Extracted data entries
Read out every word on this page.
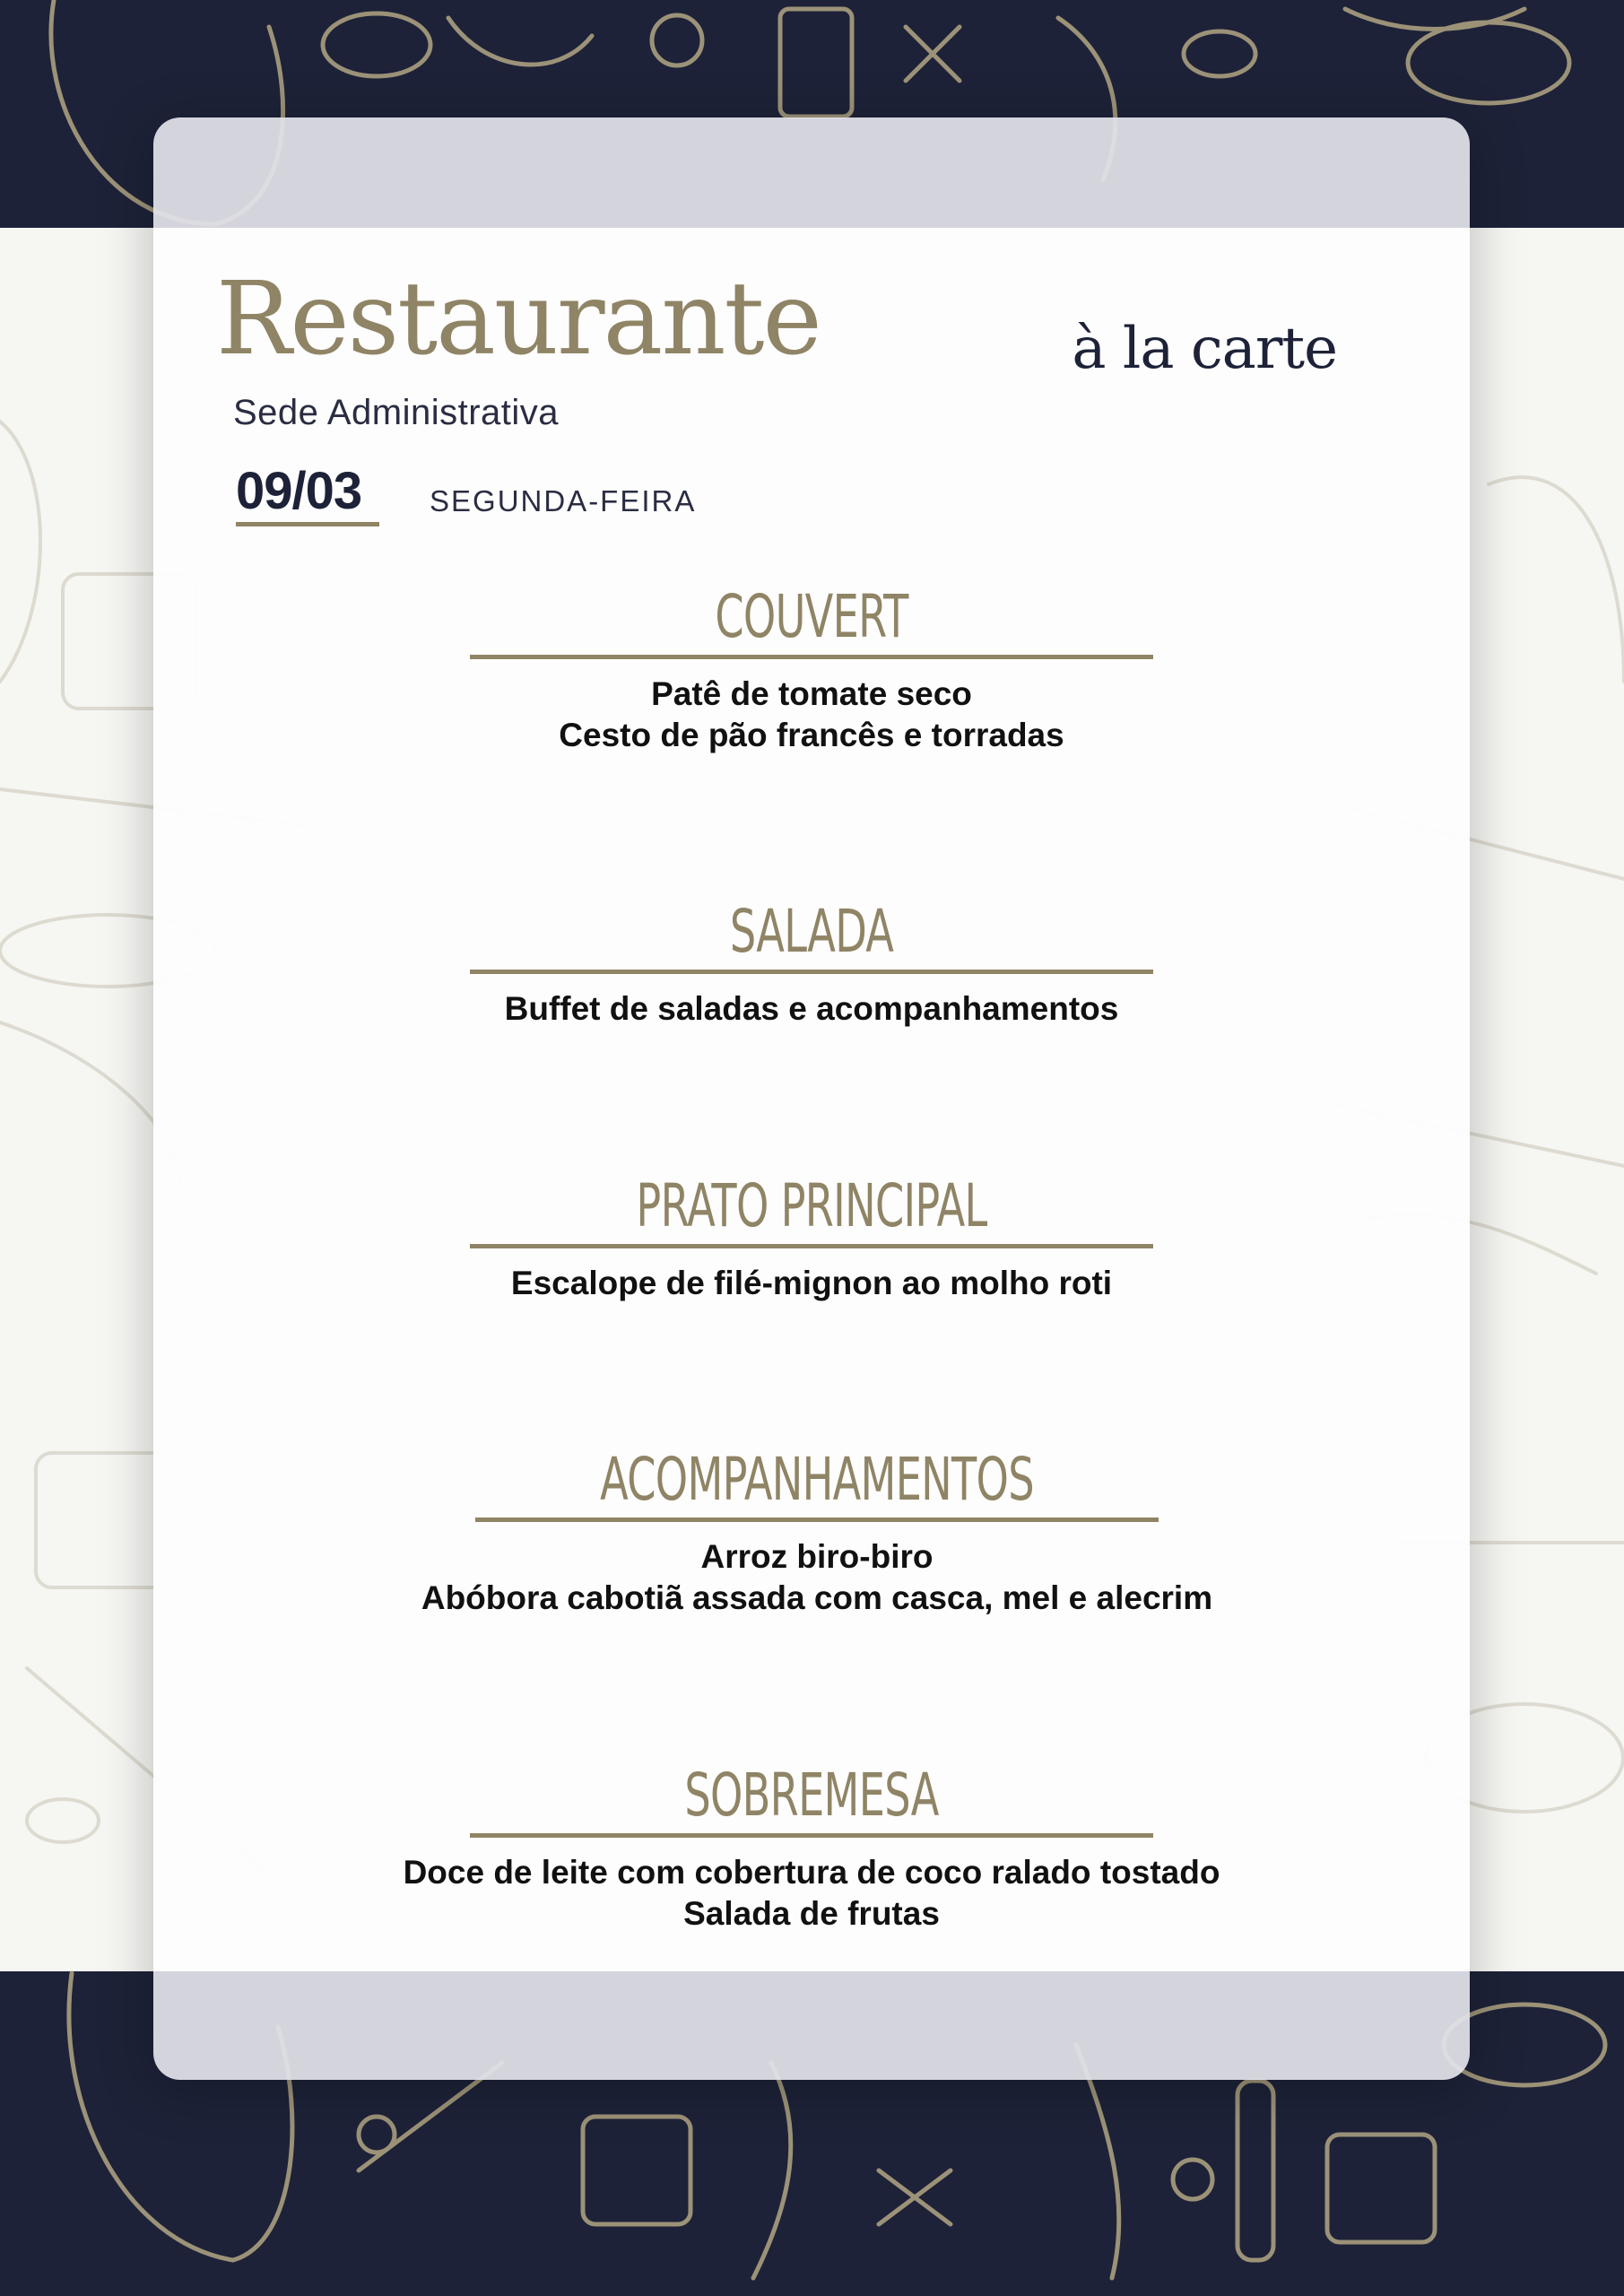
Restaurante
Sede Administrativa
à la carte
09/03 SEGUNDA-FEIRA
COUVERT
Patê de tomate seco
Cesto de pão francês e torradas
SALADA
Buffet de saladas e acompanhamentos
PRATO PRINCIPAL
Escalope de filé-mignon ao molho roti
ACOMPANHAMENTOS
Arroz biro-biro
Abóbora cabotiã assada com casca, mel e alecrim
SOBREMESA
Doce de leite com cobertura de coco ralado tostado
Salada de frutas
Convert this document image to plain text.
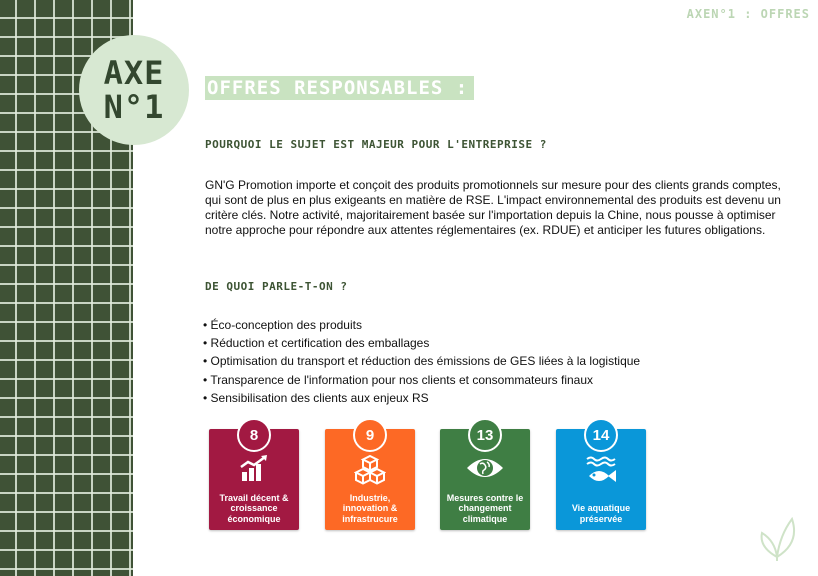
AXE
N°1
AXEN°1 : OFFRES
OFFRES RESPONSABLES :
POURQUOI LE SUJET EST MAJEUR POUR L'ENTREPRISE ?
GN'G Promotion importe et conçoit des produits promotionnels sur mesure pour des clients grands comptes, qui sont de plus en plus exigeants en matière de RSE. L'impact environnemental des produits est devenu un critère clés. Notre activité, majoritairement basée sur l'importation depuis la Chine, nous pousse à optimiser notre approche pour répondre aux attentes réglementaires (ex. RDUE) et anticiper les futures obligations.
DE QUOI PARLE-T-ON ?
• Éco-conception des produits
• Réduction et certification des emballages
• Optimisation du transport et réduction des émissions de GES liées à la logistique
• Transparence de l'information pour nos clients et consommateurs finaux
• Sensibilisation des clients aux enjeux RS
8
Travail décent & croissance économique
9
Industrie, innovation & infrastrucure
13
Mesures contre le changement climatique
14
Vie aquatique préservée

Written task:
Exclude the images and reproduce the remaining data exactly.

Exercise result:
Read out every word on this page.
Restaurante
Sede Administrativa
à la carte
09/03 SEGUNDA-FEIRA
COUVERT
Patê de tomate seco
Cesto de pão francês e torradas
SALADA
Buffet de saladas e acompanhamentos
PRATO PRINCIPAL
Escalope de filé-mignon ao molho roti
ACOMPANHAMENTOS
Arroz biro-biro
Abóbora cabotiã assada com casca, mel e alecrim
SOBREMESA
Doce de leite com cobertura de coco ralado tostado
Salada de frutas
Convert this document image to plain text.
AXE
N°1
AXEN°1 : OFFRES
OFFRES RESPONSABLES :
POURQUOI LE SUJET EST MAJEUR POUR L'ENTREPRISE ?
GN'G Promotion importe et conçoit des produits promotionnels sur mesure pour des clients grands comptes, qui sont de plus en plus exigeants en matière de RSE. L'impact environnemental des produits est devenu un critère clés. Notre activité, majoritairement basée sur l'importation depuis la Chine, nous pousse à optimiser notre approche pour répondre aux attentes réglementaires (ex. RDUE) et anticiper les futures obligations.
DE QUOI PARLE-T-ON ?
• Éco-conception des produits
• Réduction et certification des emballages
• Optimisation du transport et réduction des émissions de GES liées à la logistique
• Transparence de l'information pour nos clients et consommateurs finaux
• Sensibilisation des clients aux enjeux RS
8
Travail décent & croissance économique
9
Industrie, innovation & infrastrucure
13
Mesures contre le changement climatique
14
Vie aquatique préservée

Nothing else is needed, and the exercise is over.